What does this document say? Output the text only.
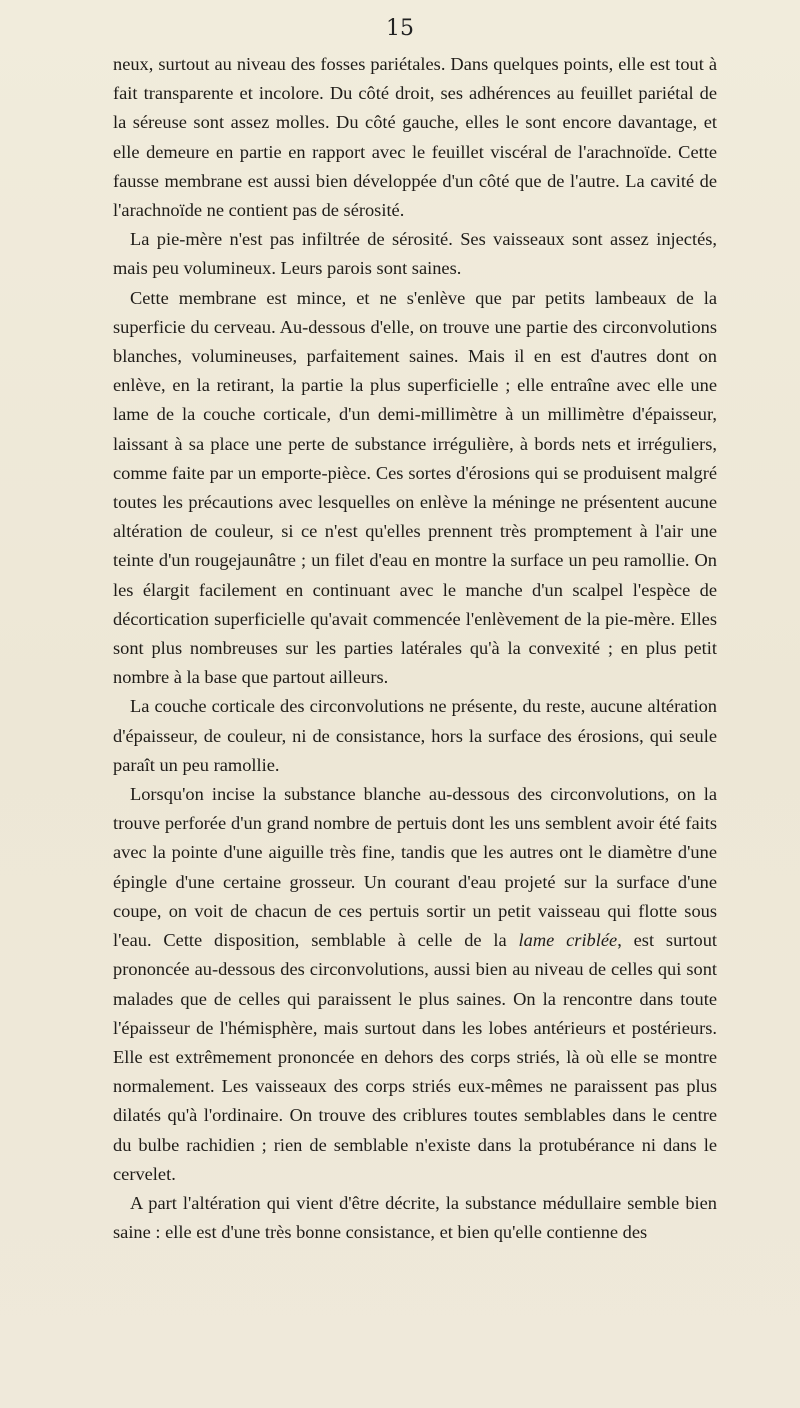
15

neux, surtout au niveau des fosses pariétales. Dans quelques points, elle est tout à fait transparente et incolore. Du côté droit, ses adhérences au feuillet pariétal de la séreuse sont assez molles. Du côté gauche, elles le sont encore davantage, et elle demeure en partie en rapport avec le feuillet viscéral de l'arachnoïde. Cette fausse membrane est aussi bien développée d'un côté que de l'autre. La cavité de l'arachnoïde ne contient pas de sérosité.

La pie-mère n'est pas infiltrée de sérosité. Ses vaisseaux sont assez injectés, mais peu volumineux. Leurs parois sont saines.

Cette membrane est mince, et ne s'enlève que par petits lambeaux de la superficie du cerveau. Au-dessous d'elle, on trouve une partie des circonvolutions blanches, volumineuses, parfaitement saines. Mais il en est d'autres dont on enlève, en la retirant, la partie la plus superficielle ; elle entraîne avec elle une lame de la couche corticale, d'un demi-millimètre à un millimètre d'épaisseur, laissant à sa place une perte de substance irrégulière, à bords nets et irréguliers, comme faite par un emporte-pièce. Ces sortes d'érosions qui se produisent malgré toutes les précautions avec lesquelles on enlève la méninge ne présentent aucune altération de couleur, si ce n'est qu'elles prennent très promptement à l'air une teinte d'un rougejaunâtre ; un filet d'eau en montre la surface un peu ramollie. On les élargit facilement en continuant avec le manche d'un scalpel l'espèce de décortication superficielle qu'avait commencée l'enlèvement de la pie-mère. Elles sont plus nombreuses sur les parties latérales qu'à la convexité ; en plus petit nombre à la base que partout ailleurs.

La couche corticale des circonvolutions ne présente, du reste, aucune altération d'épaisseur, de couleur, ni de consistance, hors la surface des érosions, qui seule paraît un peu ramollie.

Lorsqu'on incise la substance blanche au-dessous des circonvolutions, on la trouve perforée d'un grand nombre de pertuis dont les uns semblent avoir été faits avec la pointe d'une aiguille très fine, tandis que les autres ont le diamètre d'une épingle d'une certaine grosseur. Un courant d'eau projeté sur la surface d'une coupe, on voit de chacun de ces pertuis sortir un petit vaisseau qui flotte sous l'eau. Cette disposition, semblable à celle de la lame criblée, est surtout prononcée au-dessous des circonvolutions, aussi bien au niveau de celles qui sont malades que de celles qui paraissent le plus saines. On la rencontre dans toute l'épaisseur de l'hémisphère, mais surtout dans les lobes antérieurs et postérieurs. Elle est extrêmement prononcée en dehors des corps striés, là où elle se montre normalement. Les vaisseaux des corps striés eux-mêmes ne paraissent pas plus dilatés qu'à l'ordinaire. On trouve des criblures toutes semblables dans le centre du bulbe rachidien ; rien de semblable n'existe dans la protubérance ni dans le cervelet.

A part l'altération qui vient d'être décrite, la substance médullaire semble bien saine : elle est d'une très bonne consistance, et bien qu'elle contienne des
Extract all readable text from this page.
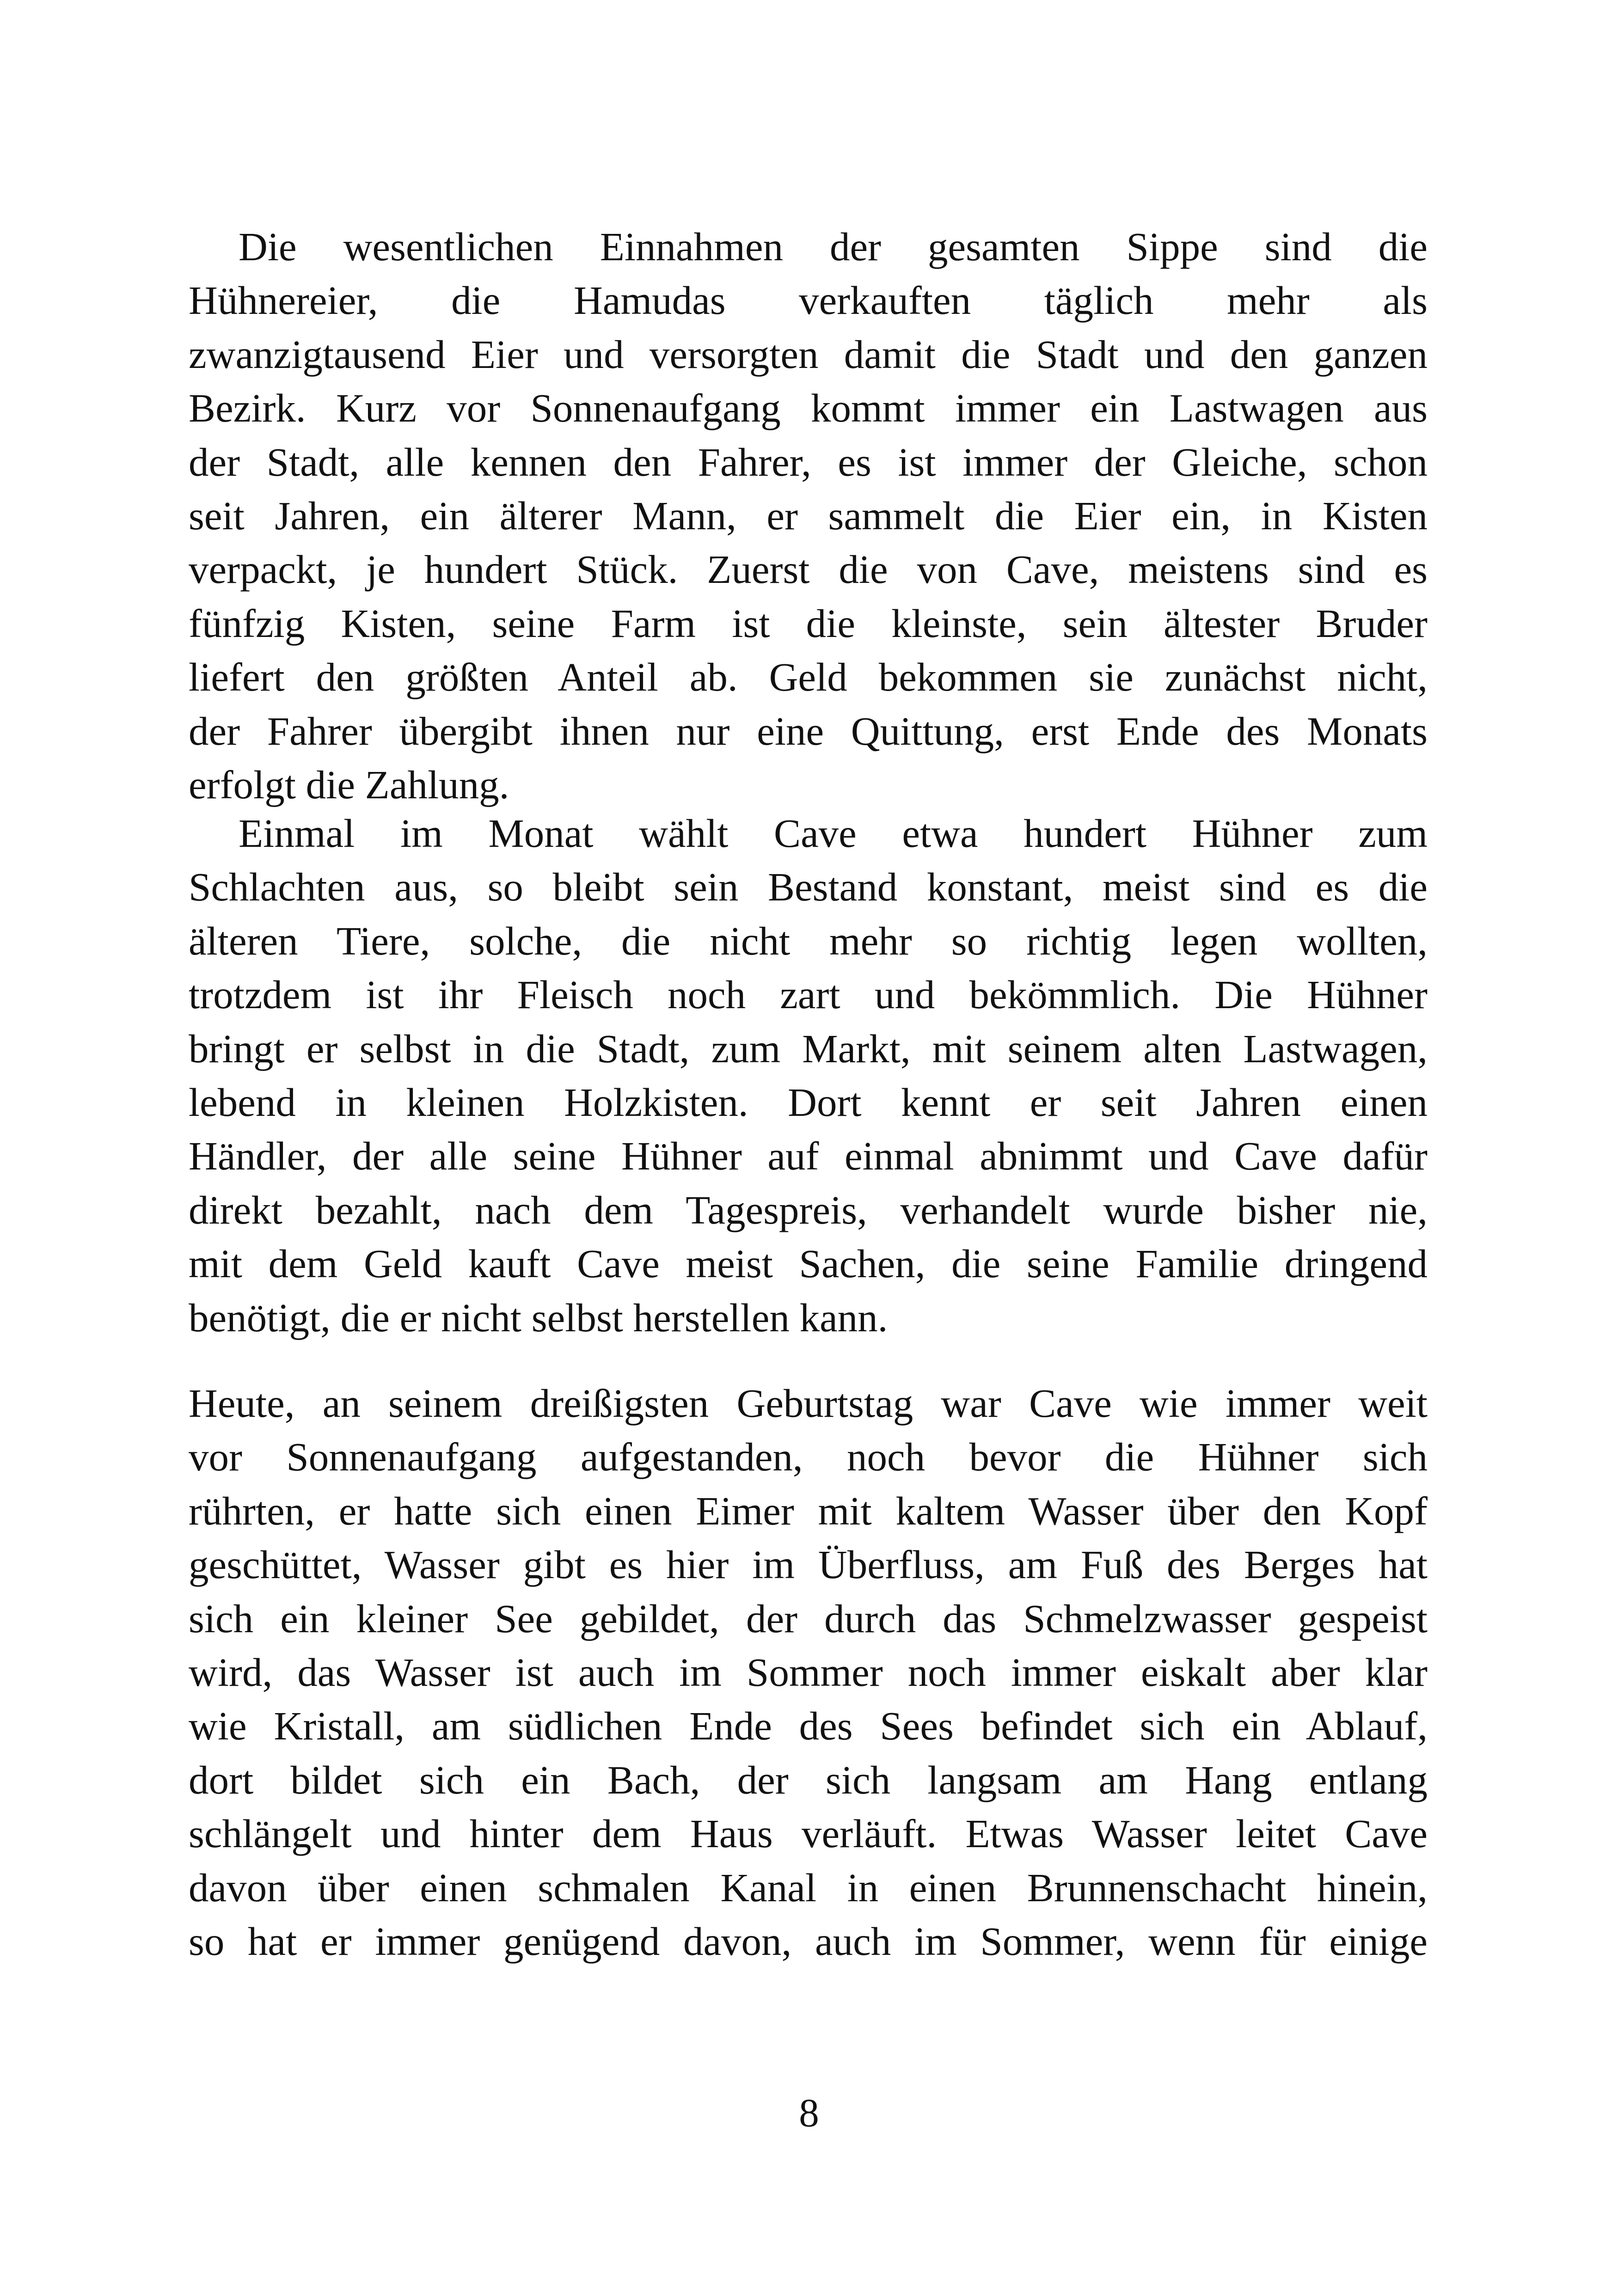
Die wesentlichen Einnahmen der gesamten Sippe sind die
Hühnereier, die Hamudas verkauften täglich mehr als
zwanzigtausend Eier und versorgten damit die Stadt und den ganzen
Bezirk. Kurz vor Sonnenaufgang kommt immer ein Lastwagen aus
der Stadt, alle kennen den Fahrer, es ist immer der Gleiche, schon
seit Jahren, ein älterer Mann, er sammelt die Eier ein, in Kisten
verpackt, je hundert Stück. Zuerst die von Cave, meistens sind es
fünfzig Kisten, seine Farm ist die kleinste, sein ältester Bruder
liefert den größten Anteil ab. Geld bekommen sie zunächst nicht,
der Fahrer übergibt ihnen nur eine Quittung, erst Ende des Monats
erfolgt die Zahlung.
Einmal im Monat wählt Cave etwa hundert Hühner zum
Schlachten aus, so bleibt sein Bestand konstant, meist sind es die
älteren Tiere, solche, die nicht mehr so richtig legen wollten,
trotzdem ist ihr Fleisch noch zart und bekömmlich. Die Hühner
bringt er selbst in die Stadt, zum Markt, mit seinem alten Lastwagen,
lebend in kleinen Holzkisten. Dort kennt er seit Jahren einen
Händler, der alle seine Hühner auf einmal abnimmt und Cave dafür
direkt bezahlt, nach dem Tagespreis, verhandelt wurde bisher nie,
mit dem Geld kauft Cave meist Sachen, die seine Familie dringend
benötigt, die er nicht selbst herstellen kann.
Heute, an seinem dreißigsten Geburtstag war Cave wie immer weit
vor Sonnenaufgang aufgestanden, noch bevor die Hühner sich
rührten, er hatte sich einen Eimer mit kaltem Wasser über den Kopf
geschüttet, Wasser gibt es hier im Überfluss, am Fuß des Berges hat
sich ein kleiner See gebildet, der durch das Schmelzwasser gespeist
wird, das Wasser ist auch im Sommer noch immer eiskalt aber klar
wie Kristall, am südlichen Ende des Sees befindet sich ein Ablauf,
dort bildet sich ein Bach, der sich langsam am Hang entlang
schlängelt und hinter dem Haus verläuft. Etwas Wasser leitet Cave
davon über einen schmalen Kanal in einen Brunnenschacht hinein,
so hat er immer genügend davon, auch im Sommer, wenn für einige
8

-------------------------

● **What to do**:
Give only the number of lines above that hold the string "davon".

● **Answer to this problem**:
2